# SET EXERCISE:
Check every line below for the string "Output", and copy the lines that contain it.

>> START

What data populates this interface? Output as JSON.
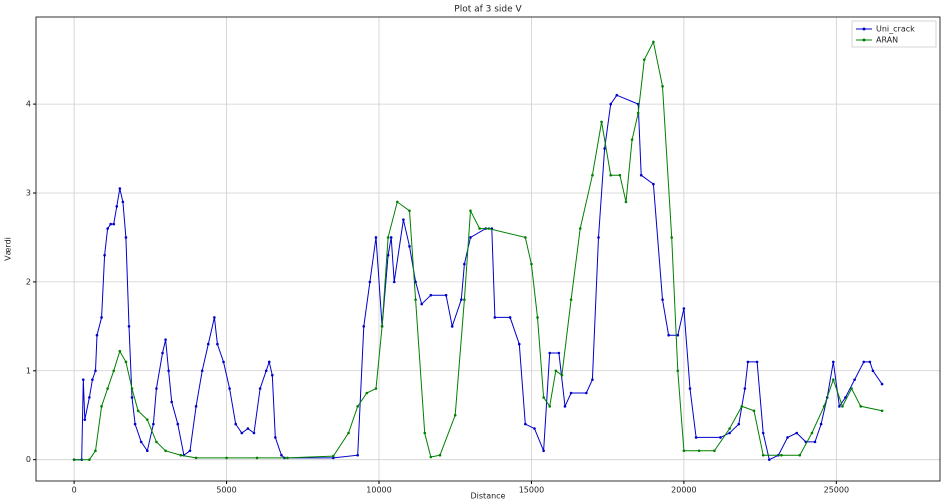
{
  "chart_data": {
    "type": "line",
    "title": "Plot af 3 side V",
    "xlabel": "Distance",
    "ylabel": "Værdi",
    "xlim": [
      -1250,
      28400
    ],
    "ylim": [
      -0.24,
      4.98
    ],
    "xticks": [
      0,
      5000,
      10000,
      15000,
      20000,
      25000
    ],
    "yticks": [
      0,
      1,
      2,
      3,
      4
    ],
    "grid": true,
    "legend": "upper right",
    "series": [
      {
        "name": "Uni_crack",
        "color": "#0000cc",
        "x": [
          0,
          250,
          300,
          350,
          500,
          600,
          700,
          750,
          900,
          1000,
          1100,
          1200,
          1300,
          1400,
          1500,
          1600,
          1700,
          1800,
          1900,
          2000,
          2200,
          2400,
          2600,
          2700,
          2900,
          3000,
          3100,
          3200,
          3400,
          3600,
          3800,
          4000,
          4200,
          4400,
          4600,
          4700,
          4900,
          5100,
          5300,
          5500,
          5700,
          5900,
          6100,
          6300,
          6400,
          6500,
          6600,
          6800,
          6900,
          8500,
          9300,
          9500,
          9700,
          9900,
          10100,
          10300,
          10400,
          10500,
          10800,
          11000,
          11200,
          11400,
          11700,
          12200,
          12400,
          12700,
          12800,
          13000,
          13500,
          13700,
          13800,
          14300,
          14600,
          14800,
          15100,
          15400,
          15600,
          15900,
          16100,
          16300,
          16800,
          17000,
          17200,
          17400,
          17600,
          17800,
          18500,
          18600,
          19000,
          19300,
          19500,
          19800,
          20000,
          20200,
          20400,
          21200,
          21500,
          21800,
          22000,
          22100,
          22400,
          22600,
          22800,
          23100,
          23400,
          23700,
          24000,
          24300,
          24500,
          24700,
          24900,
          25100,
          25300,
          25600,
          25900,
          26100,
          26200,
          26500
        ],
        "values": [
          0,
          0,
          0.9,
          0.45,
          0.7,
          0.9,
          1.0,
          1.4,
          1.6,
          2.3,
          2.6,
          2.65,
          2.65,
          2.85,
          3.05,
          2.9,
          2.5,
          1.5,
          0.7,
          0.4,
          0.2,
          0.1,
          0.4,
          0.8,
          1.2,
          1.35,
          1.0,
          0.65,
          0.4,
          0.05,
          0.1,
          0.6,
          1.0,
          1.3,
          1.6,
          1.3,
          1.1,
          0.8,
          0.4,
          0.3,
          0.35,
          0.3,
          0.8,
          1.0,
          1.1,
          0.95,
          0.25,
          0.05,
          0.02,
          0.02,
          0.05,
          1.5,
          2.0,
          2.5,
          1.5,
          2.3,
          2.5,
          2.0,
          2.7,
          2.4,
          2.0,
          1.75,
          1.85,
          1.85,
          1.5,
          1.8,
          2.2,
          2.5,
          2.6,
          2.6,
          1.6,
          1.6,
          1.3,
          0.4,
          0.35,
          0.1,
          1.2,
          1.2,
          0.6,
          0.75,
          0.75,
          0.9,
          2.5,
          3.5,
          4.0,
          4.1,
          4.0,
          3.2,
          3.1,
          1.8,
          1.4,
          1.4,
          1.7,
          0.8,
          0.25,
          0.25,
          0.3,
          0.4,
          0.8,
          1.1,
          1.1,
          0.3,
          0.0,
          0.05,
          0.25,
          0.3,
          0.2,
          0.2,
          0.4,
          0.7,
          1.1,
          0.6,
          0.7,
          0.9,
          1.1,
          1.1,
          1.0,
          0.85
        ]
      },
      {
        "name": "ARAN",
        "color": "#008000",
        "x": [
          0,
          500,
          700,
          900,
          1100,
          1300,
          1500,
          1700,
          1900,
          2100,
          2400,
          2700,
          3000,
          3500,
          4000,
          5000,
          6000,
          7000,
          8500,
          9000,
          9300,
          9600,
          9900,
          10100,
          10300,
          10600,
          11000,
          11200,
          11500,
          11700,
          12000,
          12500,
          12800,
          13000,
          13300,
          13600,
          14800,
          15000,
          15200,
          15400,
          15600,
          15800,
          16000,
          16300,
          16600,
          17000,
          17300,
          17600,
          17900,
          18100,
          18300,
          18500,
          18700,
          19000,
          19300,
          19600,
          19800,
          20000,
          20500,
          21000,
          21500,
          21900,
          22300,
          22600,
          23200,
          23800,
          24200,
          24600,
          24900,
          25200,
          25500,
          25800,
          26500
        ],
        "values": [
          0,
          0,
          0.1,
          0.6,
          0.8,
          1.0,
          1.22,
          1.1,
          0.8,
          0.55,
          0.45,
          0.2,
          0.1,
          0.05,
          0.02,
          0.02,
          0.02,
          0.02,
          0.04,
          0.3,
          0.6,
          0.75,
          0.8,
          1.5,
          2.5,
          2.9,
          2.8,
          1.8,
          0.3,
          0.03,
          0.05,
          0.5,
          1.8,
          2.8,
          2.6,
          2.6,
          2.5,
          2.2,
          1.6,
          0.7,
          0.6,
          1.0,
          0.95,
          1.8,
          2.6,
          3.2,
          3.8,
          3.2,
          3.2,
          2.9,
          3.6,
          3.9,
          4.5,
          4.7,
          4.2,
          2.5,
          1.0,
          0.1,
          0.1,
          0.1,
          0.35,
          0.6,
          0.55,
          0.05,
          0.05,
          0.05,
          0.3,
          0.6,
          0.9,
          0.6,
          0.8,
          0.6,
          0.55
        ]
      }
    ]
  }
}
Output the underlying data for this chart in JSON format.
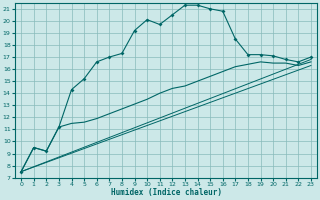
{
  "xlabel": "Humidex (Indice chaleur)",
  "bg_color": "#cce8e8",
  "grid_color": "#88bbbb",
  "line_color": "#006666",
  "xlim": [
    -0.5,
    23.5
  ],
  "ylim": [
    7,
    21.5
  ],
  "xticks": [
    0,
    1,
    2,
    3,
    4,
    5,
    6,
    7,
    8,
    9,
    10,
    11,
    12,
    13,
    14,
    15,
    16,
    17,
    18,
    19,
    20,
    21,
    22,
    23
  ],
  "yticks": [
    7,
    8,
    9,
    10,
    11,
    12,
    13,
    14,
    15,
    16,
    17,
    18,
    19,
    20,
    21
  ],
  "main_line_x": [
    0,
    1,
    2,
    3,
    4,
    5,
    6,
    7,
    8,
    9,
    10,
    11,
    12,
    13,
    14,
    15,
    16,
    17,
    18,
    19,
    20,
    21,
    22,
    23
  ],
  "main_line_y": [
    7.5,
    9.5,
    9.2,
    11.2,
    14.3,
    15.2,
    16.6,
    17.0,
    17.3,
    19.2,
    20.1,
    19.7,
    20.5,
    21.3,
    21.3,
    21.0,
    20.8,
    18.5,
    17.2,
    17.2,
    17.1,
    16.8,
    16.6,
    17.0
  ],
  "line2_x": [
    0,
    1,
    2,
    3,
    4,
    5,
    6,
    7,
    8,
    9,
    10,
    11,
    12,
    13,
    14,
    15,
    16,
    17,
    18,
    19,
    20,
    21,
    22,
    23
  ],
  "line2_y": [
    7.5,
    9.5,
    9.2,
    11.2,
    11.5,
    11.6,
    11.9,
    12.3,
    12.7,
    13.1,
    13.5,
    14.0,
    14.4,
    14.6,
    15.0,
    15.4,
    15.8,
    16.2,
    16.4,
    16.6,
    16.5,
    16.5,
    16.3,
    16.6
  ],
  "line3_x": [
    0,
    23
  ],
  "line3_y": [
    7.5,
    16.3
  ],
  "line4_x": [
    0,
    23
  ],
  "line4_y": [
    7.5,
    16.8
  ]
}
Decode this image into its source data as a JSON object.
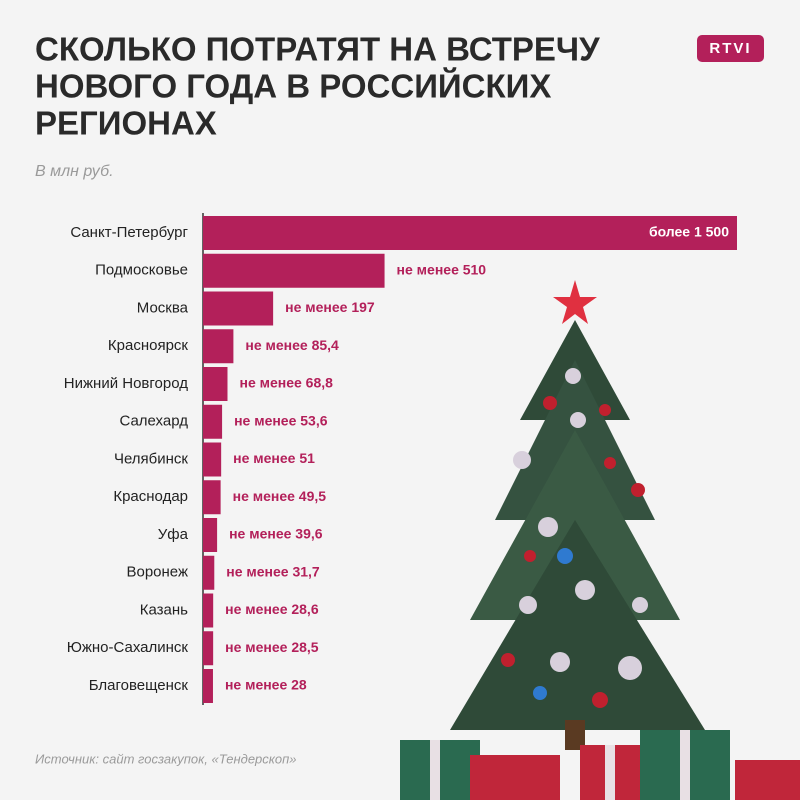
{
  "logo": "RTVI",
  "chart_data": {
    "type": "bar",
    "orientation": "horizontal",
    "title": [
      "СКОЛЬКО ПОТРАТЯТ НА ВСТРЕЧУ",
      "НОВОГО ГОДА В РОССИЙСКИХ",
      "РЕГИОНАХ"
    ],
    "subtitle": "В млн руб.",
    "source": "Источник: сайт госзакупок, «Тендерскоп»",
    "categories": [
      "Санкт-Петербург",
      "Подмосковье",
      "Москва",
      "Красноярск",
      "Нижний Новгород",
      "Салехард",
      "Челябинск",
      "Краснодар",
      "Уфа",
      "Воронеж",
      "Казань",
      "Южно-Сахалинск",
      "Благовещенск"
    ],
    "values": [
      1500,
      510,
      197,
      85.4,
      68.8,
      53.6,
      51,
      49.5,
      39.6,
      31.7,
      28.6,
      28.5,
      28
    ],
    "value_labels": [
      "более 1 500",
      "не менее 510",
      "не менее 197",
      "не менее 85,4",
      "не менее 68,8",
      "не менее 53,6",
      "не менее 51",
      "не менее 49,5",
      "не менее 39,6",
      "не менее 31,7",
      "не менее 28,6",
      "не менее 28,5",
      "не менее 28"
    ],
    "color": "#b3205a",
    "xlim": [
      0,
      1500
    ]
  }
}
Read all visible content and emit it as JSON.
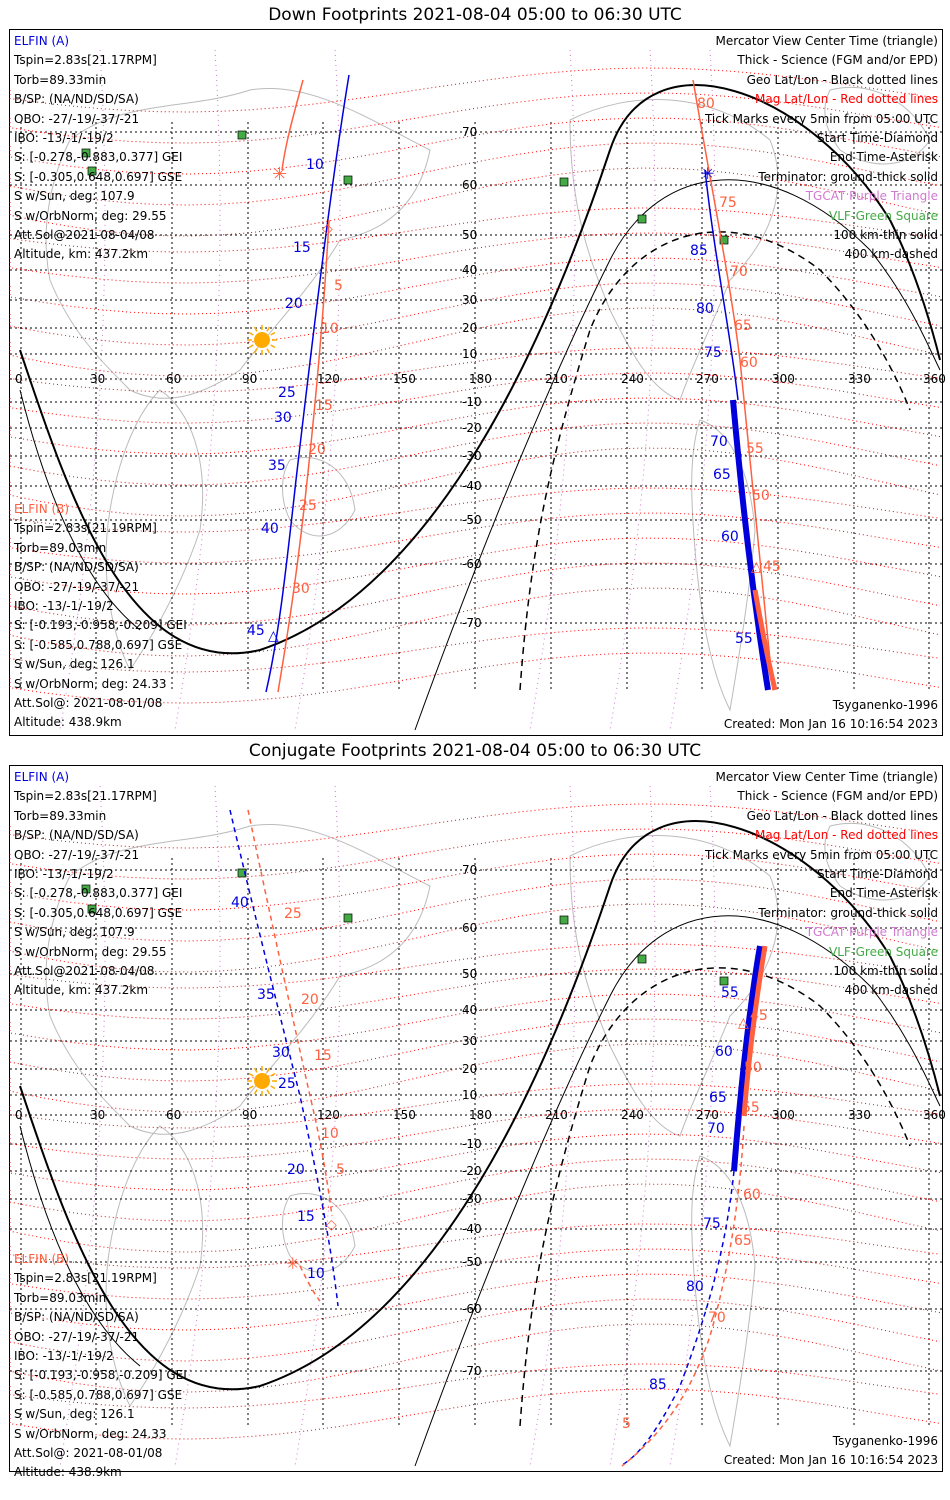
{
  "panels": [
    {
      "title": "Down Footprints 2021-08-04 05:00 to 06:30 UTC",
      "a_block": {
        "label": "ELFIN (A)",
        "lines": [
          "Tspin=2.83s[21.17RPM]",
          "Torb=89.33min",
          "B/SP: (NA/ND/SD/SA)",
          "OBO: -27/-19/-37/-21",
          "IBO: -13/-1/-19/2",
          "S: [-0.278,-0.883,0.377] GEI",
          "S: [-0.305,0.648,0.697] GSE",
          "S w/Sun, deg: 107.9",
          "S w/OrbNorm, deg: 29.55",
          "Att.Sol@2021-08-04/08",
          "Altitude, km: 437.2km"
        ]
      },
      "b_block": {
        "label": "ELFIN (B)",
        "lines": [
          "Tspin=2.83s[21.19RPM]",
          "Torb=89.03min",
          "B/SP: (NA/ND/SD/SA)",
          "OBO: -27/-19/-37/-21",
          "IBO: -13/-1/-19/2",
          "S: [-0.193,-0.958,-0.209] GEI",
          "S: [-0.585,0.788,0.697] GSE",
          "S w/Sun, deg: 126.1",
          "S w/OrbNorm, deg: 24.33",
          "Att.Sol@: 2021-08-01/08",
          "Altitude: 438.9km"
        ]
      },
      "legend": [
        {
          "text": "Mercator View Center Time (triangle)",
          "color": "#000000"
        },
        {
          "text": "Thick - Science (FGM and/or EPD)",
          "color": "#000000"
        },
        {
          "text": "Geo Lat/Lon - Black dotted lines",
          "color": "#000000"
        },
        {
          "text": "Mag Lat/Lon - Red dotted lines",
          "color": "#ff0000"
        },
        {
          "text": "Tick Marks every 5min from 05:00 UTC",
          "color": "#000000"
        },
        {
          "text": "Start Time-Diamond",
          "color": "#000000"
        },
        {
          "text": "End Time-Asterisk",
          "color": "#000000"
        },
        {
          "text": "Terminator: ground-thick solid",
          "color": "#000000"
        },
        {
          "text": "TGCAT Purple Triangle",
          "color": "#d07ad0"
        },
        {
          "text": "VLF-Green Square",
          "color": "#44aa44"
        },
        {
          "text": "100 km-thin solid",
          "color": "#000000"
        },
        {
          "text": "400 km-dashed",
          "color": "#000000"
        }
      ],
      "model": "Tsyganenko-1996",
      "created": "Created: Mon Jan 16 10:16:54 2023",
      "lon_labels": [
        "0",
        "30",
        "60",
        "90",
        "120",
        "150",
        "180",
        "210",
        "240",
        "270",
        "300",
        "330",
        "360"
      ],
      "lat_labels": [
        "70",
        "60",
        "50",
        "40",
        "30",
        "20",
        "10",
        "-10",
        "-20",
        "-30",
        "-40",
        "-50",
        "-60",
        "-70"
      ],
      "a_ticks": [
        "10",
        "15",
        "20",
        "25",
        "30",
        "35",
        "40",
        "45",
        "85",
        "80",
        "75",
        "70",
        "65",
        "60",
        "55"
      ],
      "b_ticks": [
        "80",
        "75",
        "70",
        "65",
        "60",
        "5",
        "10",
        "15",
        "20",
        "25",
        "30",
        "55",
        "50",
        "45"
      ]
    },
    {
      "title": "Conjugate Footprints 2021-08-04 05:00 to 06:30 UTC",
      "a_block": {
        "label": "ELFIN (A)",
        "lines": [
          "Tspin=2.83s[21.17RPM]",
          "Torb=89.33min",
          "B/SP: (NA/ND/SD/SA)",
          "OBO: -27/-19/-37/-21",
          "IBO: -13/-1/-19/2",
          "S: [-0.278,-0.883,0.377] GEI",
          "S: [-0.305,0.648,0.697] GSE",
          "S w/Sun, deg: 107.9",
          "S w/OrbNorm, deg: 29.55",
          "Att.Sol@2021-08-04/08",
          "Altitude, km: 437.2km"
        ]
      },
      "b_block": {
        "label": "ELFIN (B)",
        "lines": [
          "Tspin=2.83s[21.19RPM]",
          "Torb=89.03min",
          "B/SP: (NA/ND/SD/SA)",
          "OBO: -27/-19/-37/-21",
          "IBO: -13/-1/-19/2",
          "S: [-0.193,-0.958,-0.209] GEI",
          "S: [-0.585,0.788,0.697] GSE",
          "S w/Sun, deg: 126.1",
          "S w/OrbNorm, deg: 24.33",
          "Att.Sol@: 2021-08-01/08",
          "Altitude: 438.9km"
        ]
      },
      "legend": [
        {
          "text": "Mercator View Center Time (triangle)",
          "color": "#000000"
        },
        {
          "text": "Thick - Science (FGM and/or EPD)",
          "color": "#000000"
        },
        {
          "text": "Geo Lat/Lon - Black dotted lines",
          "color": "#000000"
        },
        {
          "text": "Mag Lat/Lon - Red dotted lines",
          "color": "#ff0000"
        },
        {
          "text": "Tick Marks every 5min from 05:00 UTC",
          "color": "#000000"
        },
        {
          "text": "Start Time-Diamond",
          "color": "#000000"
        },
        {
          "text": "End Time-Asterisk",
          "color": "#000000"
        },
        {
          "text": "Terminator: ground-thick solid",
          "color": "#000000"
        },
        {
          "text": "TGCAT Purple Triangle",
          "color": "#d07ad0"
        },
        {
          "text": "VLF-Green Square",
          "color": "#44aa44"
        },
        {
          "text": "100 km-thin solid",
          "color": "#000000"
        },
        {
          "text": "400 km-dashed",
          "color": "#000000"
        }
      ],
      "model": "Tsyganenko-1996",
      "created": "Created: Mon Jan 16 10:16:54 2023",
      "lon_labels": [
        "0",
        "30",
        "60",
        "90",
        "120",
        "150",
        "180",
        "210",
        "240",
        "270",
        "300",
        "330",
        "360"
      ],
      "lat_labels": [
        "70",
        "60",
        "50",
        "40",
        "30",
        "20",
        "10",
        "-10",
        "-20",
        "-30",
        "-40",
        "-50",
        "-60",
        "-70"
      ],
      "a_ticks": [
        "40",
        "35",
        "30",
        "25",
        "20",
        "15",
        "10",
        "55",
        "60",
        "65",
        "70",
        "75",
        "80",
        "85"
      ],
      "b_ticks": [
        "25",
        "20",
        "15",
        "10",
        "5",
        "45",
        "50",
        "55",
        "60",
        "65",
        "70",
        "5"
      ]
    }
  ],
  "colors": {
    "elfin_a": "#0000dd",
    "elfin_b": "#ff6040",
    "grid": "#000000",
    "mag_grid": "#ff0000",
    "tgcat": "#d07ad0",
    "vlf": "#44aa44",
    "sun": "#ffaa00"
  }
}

>> END

# SOLVED PROBLEM:
What data populates this interface? Output as JSON.
Output the underlying data for this chart in JSON format.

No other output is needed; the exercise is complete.